____ Extracted information

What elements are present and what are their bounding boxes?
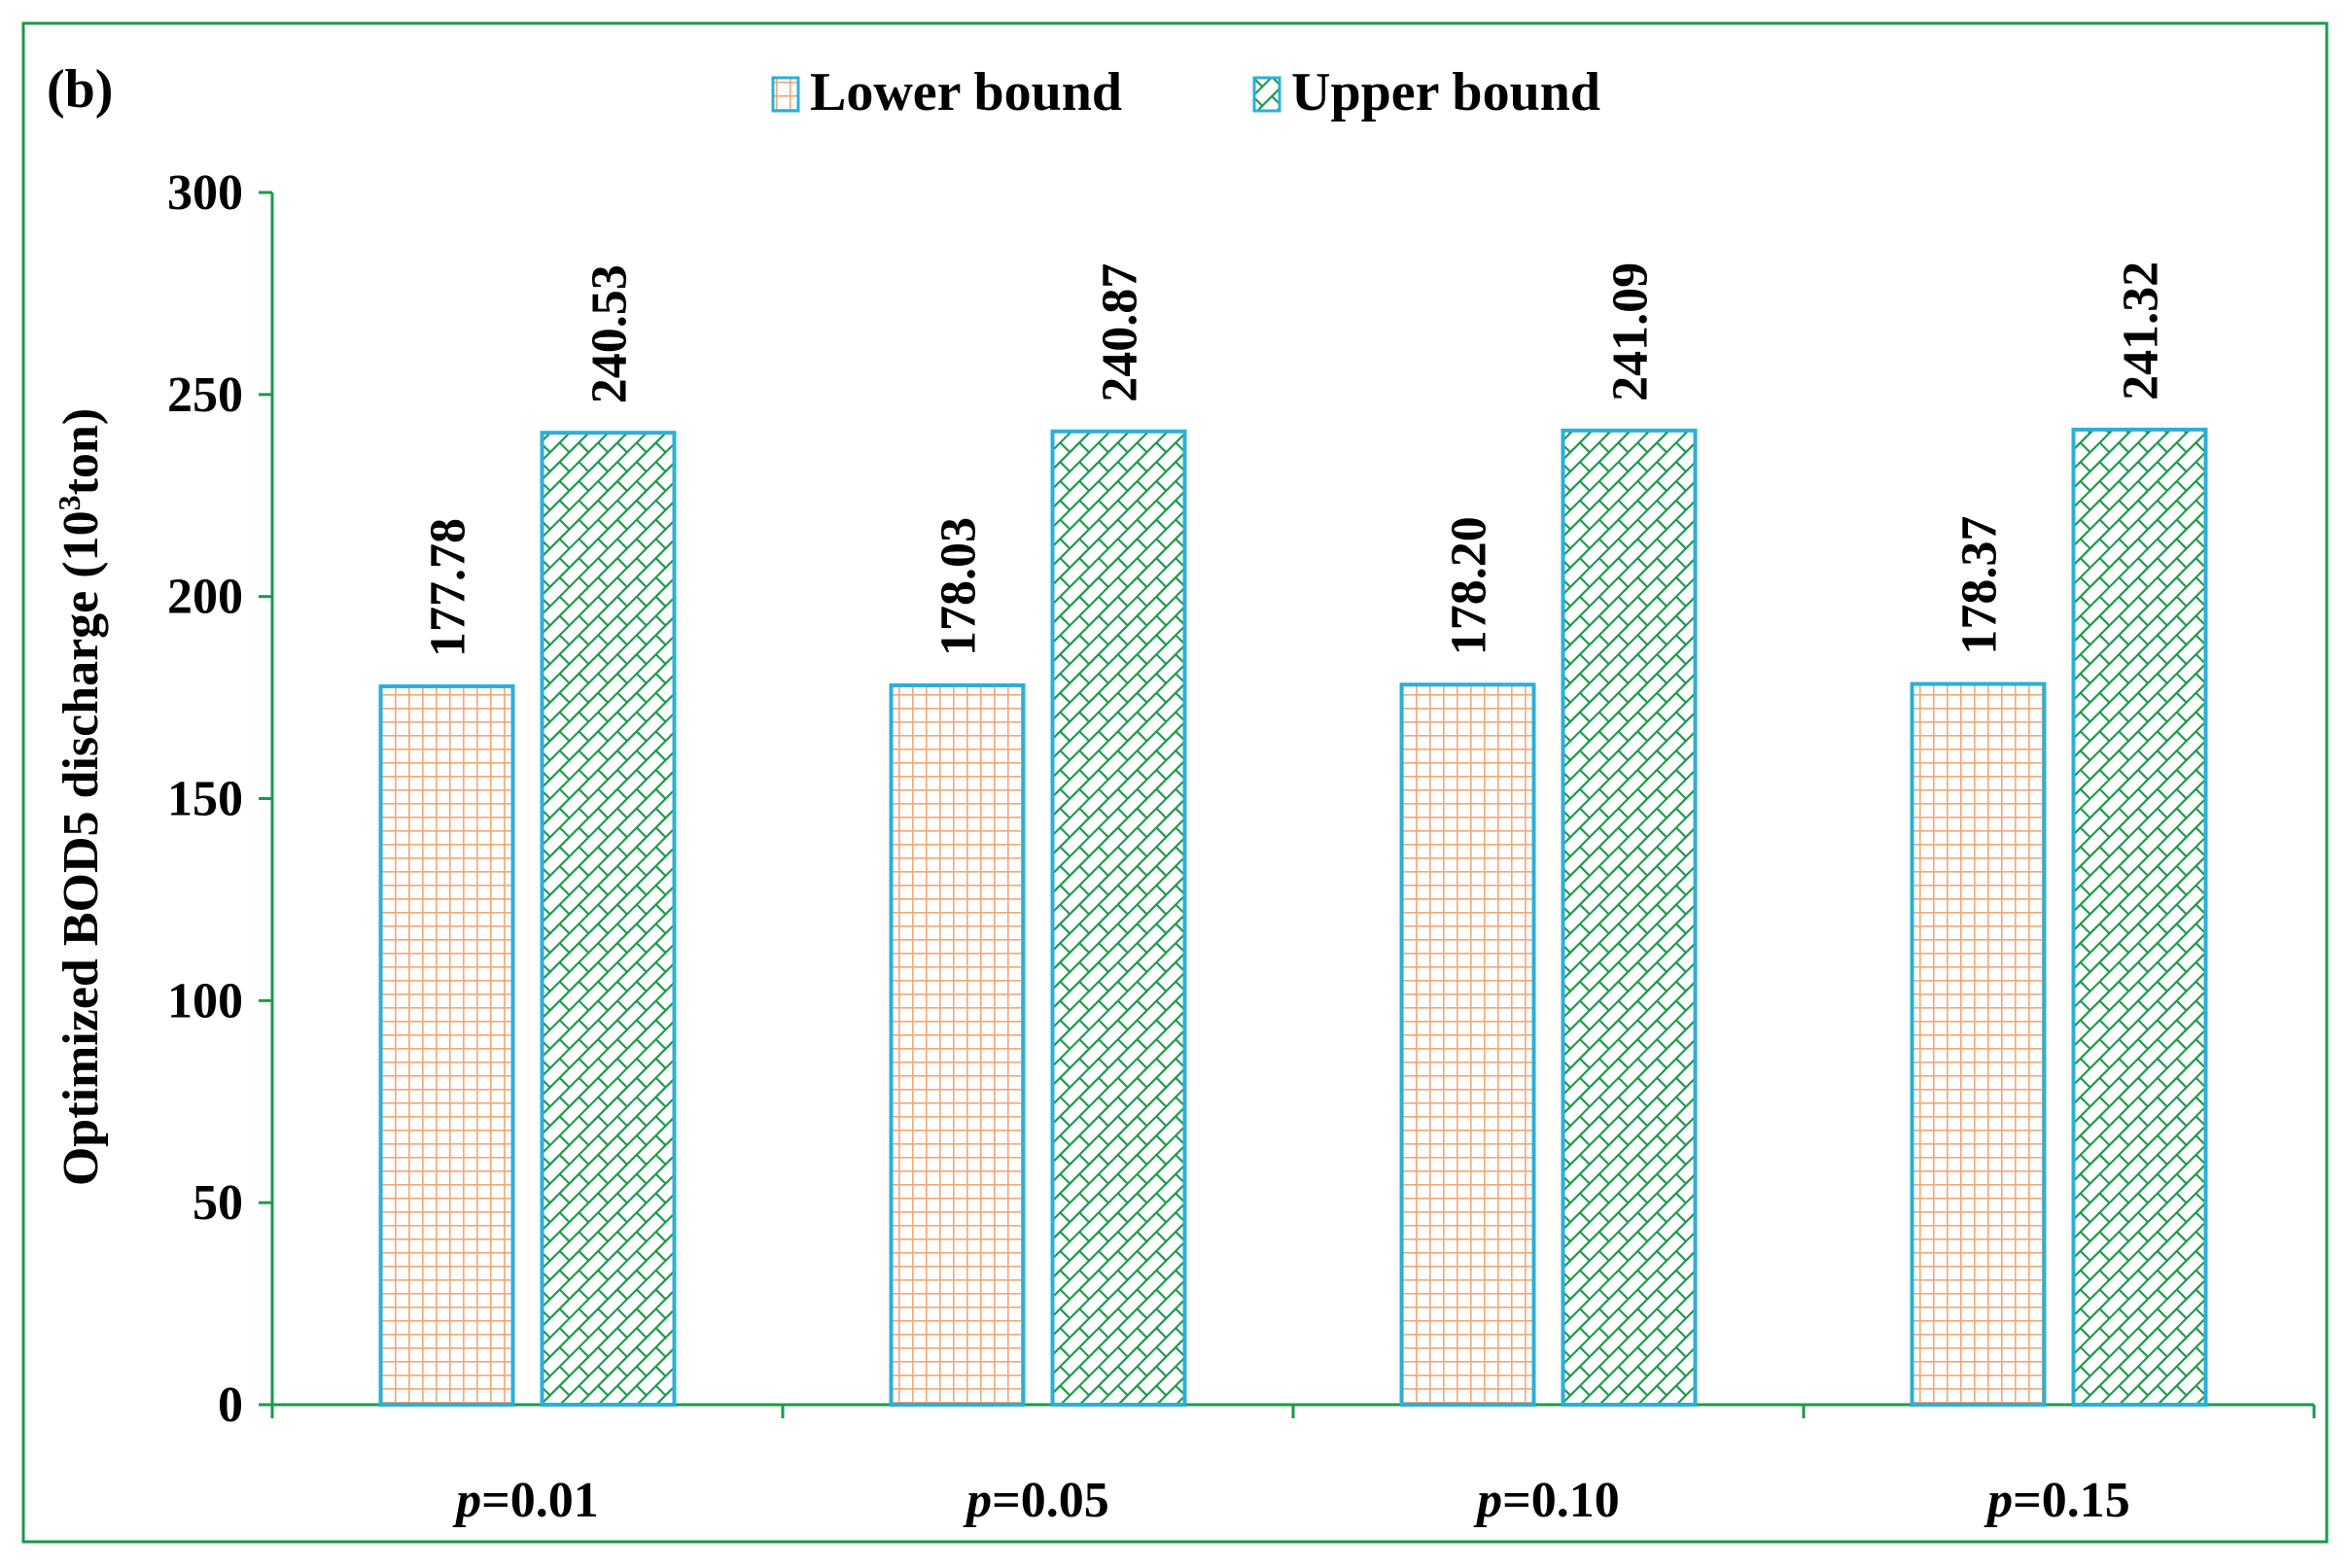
x-tick-label: p=0.05 [963,1473,1109,1528]
panel-label: (b) [47,59,113,120]
lower-bound-bar [381,686,513,1405]
y-axis-label: Optimized BOD5 discharge (103ton) [52,408,109,1186]
upper-bound-bar [543,433,675,1405]
y-tick-label: 100 [167,973,243,1028]
legend-label-lower-bound: Lower bound [810,62,1122,122]
legend-label-upper-bound: Upper bound [1291,62,1600,122]
y-tick-label: 150 [167,772,243,827]
legend-swatch-upper-bound [1254,78,1280,111]
x-tick-label: p=0.10 [1473,1473,1620,1528]
bar-value-label: 240.87 [1093,263,1148,402]
bar-value-label: 177.78 [421,518,476,657]
y-tick-label: 300 [167,165,243,221]
upper-bound-bar [1053,432,1185,1405]
y-tick-label: 250 [167,367,243,423]
bar-value-label: 178.20 [1442,516,1497,655]
bar-value-label: 240.53 [582,264,638,403]
bar-value-label: 178.03 [931,517,987,656]
y-tick-label: 50 [193,1175,243,1231]
bar-value-label: 178.37 [1952,516,2008,655]
upper-bound-bar [1563,431,1696,1405]
upper-bound-bar [2074,430,2206,1405]
x-tick-label: p=0.15 [1983,1473,2130,1528]
lower-bound-bar [1913,684,2045,1405]
legend-swatch-lower-bound [773,78,798,111]
y-tick-label: 0 [218,1377,243,1433]
y-axis-label-main: Optimized BOD5 discharge (10 [53,510,109,1186]
bar-value-label: 241.32 [2114,261,2169,401]
y-axis-label-sup: 3 [52,495,87,510]
lower-bound-bar [892,685,1024,1405]
y-tick-label: 200 [167,570,243,625]
x-tick-label: p=0.01 [452,1473,599,1528]
bar-value-label: 241.09 [1603,262,1659,401]
y-axis-label-end: ton) [53,408,109,496]
lower-bound-bar [1402,684,1534,1405]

________

The request
Replace "panel-label" with "subplot-label" in the items, from the line containing "x-tick-label: p=0.05 [963,1473,1109,1528]" down to the line containing "y-tick-label: 100 [167,973,243,1028]", and write out only those lines with nothing else changed.

Output of the task
x-tick-label: p=0.05 [963,1473,1109,1528]
subplot-label: (b) [47,59,113,120]
lower-bound-bar [381,686,513,1405]
y-axis-label: Optimized BOD5 discharge (103ton) [52,408,109,1186]
upper-bound-bar [543,433,675,1405]
y-tick-label: 100 [167,973,243,1028]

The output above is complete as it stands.